Exercise goal. Give the records below again, word for word. No pictures belong in the copy.

Working data.
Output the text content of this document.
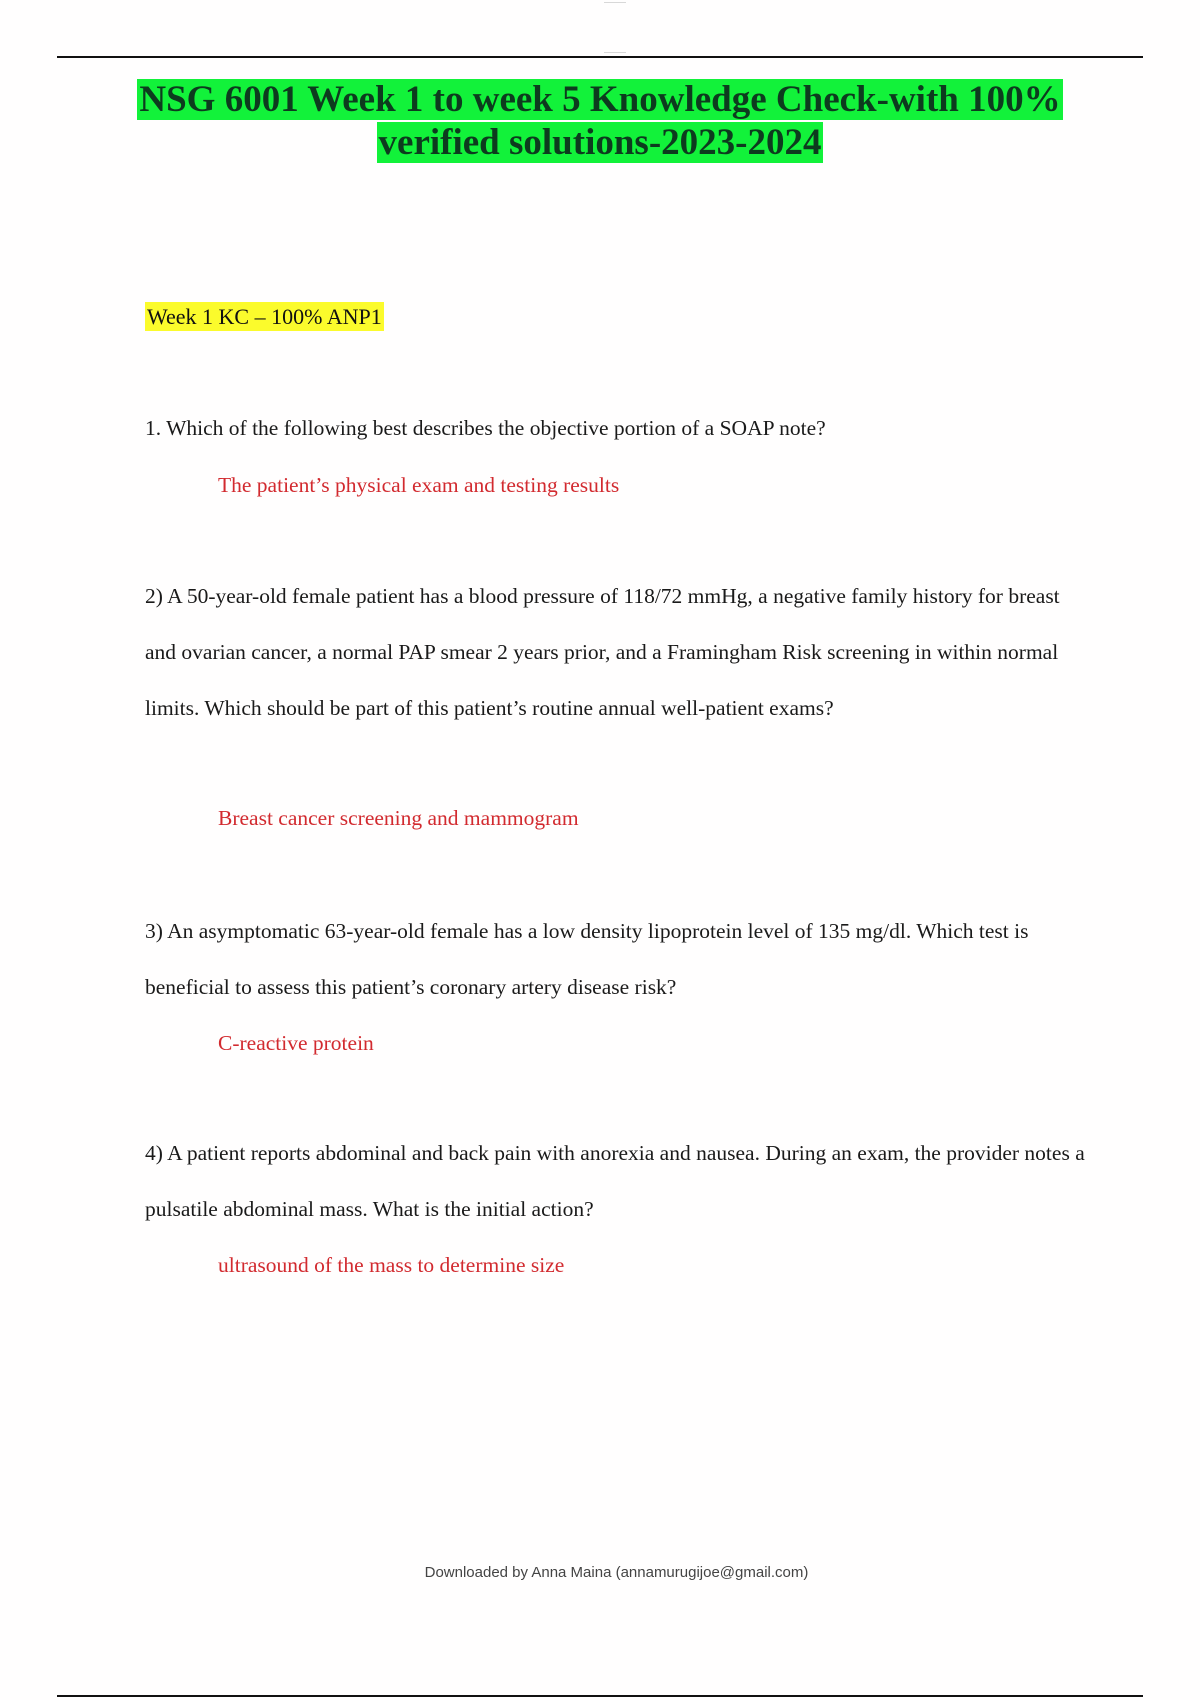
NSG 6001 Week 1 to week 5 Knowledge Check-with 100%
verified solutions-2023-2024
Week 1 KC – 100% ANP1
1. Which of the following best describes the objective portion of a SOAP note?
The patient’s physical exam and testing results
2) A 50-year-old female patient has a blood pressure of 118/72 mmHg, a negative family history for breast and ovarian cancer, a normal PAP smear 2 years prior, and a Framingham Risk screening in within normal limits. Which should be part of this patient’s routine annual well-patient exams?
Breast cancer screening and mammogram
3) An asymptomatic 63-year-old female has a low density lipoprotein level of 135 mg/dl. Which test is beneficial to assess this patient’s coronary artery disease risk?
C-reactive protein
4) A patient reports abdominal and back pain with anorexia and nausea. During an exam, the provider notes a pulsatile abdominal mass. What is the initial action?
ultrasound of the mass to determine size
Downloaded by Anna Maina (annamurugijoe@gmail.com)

Task answer.
Output the text content of this document.
NSG 6001 Week 1 to week 5 Knowledge Check-with 100%
verified solutions-2023-2024
Week 1 KC – 100% ANP1
1. Which of the following best describes the objective portion of a SOAP note?
The patient’s physical exam and testing results
2) A 50-year-old female patient has a blood pressure of 118/72 mmHg, a negative family history for breast and ovarian cancer, a normal PAP smear 2 years prior, and a Framingham Risk screening in within normal limits. Which should be part of this patient’s routine annual well-patient exams?
Breast cancer screening and mammogram
3) An asymptomatic 63-year-old female has a low density lipoprotein level of 135 mg/dl. Which test is beneficial to assess this patient’s coronary artery disease risk?
C-reactive protein
4) A patient reports abdominal and back pain with anorexia and nausea. During an exam, the provider notes a pulsatile abdominal mass. What is the initial action?
ultrasound of the mass to determine size
Downloaded by Anna Maina (annamurugijoe@gmail.com)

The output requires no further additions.